**RECORDED INFORMATION**
···

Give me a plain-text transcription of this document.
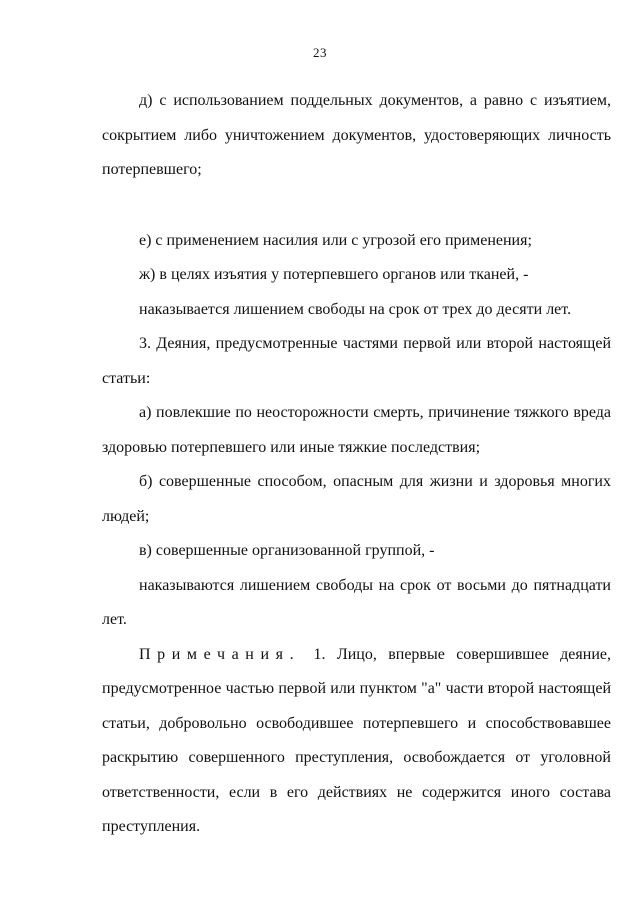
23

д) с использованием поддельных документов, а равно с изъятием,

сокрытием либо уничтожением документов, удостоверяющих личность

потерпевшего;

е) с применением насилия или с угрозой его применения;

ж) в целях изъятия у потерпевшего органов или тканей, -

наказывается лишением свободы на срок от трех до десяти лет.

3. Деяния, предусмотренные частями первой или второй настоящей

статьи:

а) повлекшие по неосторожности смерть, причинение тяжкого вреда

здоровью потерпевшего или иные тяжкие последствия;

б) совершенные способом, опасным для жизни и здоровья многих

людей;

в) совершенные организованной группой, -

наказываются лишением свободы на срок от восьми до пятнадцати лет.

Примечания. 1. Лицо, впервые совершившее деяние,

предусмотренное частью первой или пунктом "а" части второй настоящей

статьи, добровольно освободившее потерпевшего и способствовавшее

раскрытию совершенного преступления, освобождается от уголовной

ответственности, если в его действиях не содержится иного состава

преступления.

···

**GIVEN PROBLEM**
Pictures in the records above are not copied; print everything else exactly.

**PROBLEM SOLUTION**
Give me a plain-text transcription of this document.
23

д) с использованием поддельных документов, а равно с изъятием,

сокрытием либо уничтожением документов, удостоверяющих личность

потерпевшего;

е) с применением насилия или с угрозой его применения;

ж) в целях изъятия у потерпевшего органов или тканей, -

наказывается лишением свободы на срок от трех до десяти лет.

3. Деяния, предусмотренные частями первой или второй настоящей

статьи:

а) повлекшие по неосторожности смерть, причинение тяжкого вреда

здоровью потерпевшего или иные тяжкие последствия;

б) совершенные способом, опасным для жизни и здоровья многих

людей;

в) совершенные организованной группой, -

наказываются лишением свободы на срок от восьми до пятнадцати лет.

Примечания. 1. Лицо, впервые совершившее деяние,

предусмотренное частью первой или пунктом "а" части второй настоящей

статьи, добровольно освободившее потерпевшего и способствовавшее

раскрытию совершенного преступления, освобождается от уголовной

ответственности, если в его действиях не содержится иного состава

преступления.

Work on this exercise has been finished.